▶ [Exercise material]
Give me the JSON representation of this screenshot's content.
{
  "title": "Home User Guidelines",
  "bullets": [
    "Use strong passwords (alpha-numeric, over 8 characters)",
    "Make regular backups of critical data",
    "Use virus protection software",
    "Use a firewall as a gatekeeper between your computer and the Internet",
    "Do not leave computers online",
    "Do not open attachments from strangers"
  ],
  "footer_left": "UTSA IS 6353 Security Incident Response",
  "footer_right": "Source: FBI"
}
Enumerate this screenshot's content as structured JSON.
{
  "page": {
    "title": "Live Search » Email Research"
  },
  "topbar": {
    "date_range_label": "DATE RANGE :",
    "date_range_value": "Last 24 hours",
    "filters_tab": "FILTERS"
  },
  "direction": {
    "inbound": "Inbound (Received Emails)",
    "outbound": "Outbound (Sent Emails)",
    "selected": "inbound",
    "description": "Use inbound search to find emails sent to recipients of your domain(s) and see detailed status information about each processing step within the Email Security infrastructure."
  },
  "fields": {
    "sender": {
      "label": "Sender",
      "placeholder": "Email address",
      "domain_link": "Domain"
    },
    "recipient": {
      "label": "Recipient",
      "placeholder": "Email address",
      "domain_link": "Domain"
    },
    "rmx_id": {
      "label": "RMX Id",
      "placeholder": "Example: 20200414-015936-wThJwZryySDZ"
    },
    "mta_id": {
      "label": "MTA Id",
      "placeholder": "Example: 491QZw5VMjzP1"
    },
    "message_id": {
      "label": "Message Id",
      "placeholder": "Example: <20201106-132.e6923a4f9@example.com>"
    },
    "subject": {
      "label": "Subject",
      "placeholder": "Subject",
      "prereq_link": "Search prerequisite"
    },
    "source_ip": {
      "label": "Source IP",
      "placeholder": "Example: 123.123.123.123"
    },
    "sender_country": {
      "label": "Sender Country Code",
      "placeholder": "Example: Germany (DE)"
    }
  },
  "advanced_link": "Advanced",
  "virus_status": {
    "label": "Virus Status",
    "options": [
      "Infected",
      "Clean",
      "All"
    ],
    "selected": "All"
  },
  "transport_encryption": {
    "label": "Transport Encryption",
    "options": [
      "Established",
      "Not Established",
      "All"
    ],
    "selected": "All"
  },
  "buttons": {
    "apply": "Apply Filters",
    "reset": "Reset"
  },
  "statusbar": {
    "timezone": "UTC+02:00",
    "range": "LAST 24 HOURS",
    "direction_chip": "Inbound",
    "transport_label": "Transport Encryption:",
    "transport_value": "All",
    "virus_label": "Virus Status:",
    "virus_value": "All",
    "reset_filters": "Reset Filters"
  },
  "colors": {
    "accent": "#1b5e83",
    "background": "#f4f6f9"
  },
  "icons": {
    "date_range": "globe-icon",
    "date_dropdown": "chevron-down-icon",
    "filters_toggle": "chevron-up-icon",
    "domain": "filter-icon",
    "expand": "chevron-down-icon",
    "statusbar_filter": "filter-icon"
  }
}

▶ [Prompt] Write out the data above again, word for word.

▶ [Reply to the exercise]
Give me the JSON representation of this screenshot's content.
{
  "title": "Home User Guidelines",
  "bullets": [
    "Use strong passwords (alpha-numeric, over 8 characters)",
    "Make regular backups of critical data",
    "Use virus protection software",
    "Use a firewall as a gatekeeper between your computer and the Internet",
    "Do not leave computers online",
    "Do not open attachments from strangers"
  ],
  "footer_left": "UTSA IS 6353 Security Incident Response",
  "footer_right": "Source: FBI"
}
Enumerate this screenshot's content as structured JSON.
{
  "page": {
    "title": "Live Search » Email Research"
  },
  "topbar": {
    "date_range_label": "DATE RANGE :",
    "date_range_value": "Last 24 hours",
    "filters_tab": "FILTERS"
  },
  "direction": {
    "inbound": "Inbound (Received Emails)",
    "outbound": "Outbound (Sent Emails)",
    "selected": "inbound",
    "description": "Use inbound search to find emails sent to recipients of your domain(s) and see detailed status information about each processing step within the Email Security infrastructure."
  },
  "fields": {
    "sender": {
      "label": "Sender",
      "placeholder": "Email address",
      "domain_link": "Domain"
    },
    "recipient": {
      "label": "Recipient",
      "placeholder": "Email address",
      "domain_link": "Domain"
    },
    "rmx_id": {
      "label": "RMX Id",
      "placeholder": "Example: 20200414-015936-wThJwZryySDZ"
    },
    "mta_id": {
      "label": "MTA Id",
      "placeholder": "Example: 491QZw5VMjzP1"
    },
    "message_id": {
      "label": "Message Id",
      "placeholder": "Example: <20201106-132.e6923a4f9@example.com>"
    },
    "subject": {
      "label": "Subject",
      "placeholder": "Subject",
      "prereq_link": "Search prerequisite"
    },
    "source_ip": {
      "label": "Source IP",
      "placeholder": "Example: 123.123.123.123"
    },
    "sender_country": {
      "label": "Sender Country Code",
      "placeholder": "Example: Germany (DE)"
    }
  },
  "advanced_link": "Advanced",
  "virus_status": {
    "label": "Virus Status",
    "options": [
      "Infected",
      "Clean",
      "All"
    ],
    "selected": "All"
  },
  "transport_encryption": {
    "label": "Transport Encryption",
    "options": [
      "Established",
      "Not Established",
      "All"
    ],
    "selected": "All"
  },
  "buttons": {
    "apply": "Apply Filters",
    "reset": "Reset"
  },
  "statusbar": {
    "timezone": "UTC+02:00",
    "range": "LAST 24 HOURS",
    "direction_chip": "Inbound",
    "transport_label": "Transport Encryption:",
    "transport_value": "All",
    "virus_label": "Virus Status:",
    "virus_value": "All",
    "reset_filters": "Reset Filters"
  },
  "colors": {
    "accent": "#1b5e83",
    "background": "#f4f6f9"
  },
  "icons": {
    "date_range": "globe-icon",
    "date_dropdown": "chevron-down-icon",
    "filters_toggle": "chevron-up-icon",
    "domain": "filter-icon",
    "expand": "chevron-down-icon",
    "statusbar_filter": "filter-icon"
  }
}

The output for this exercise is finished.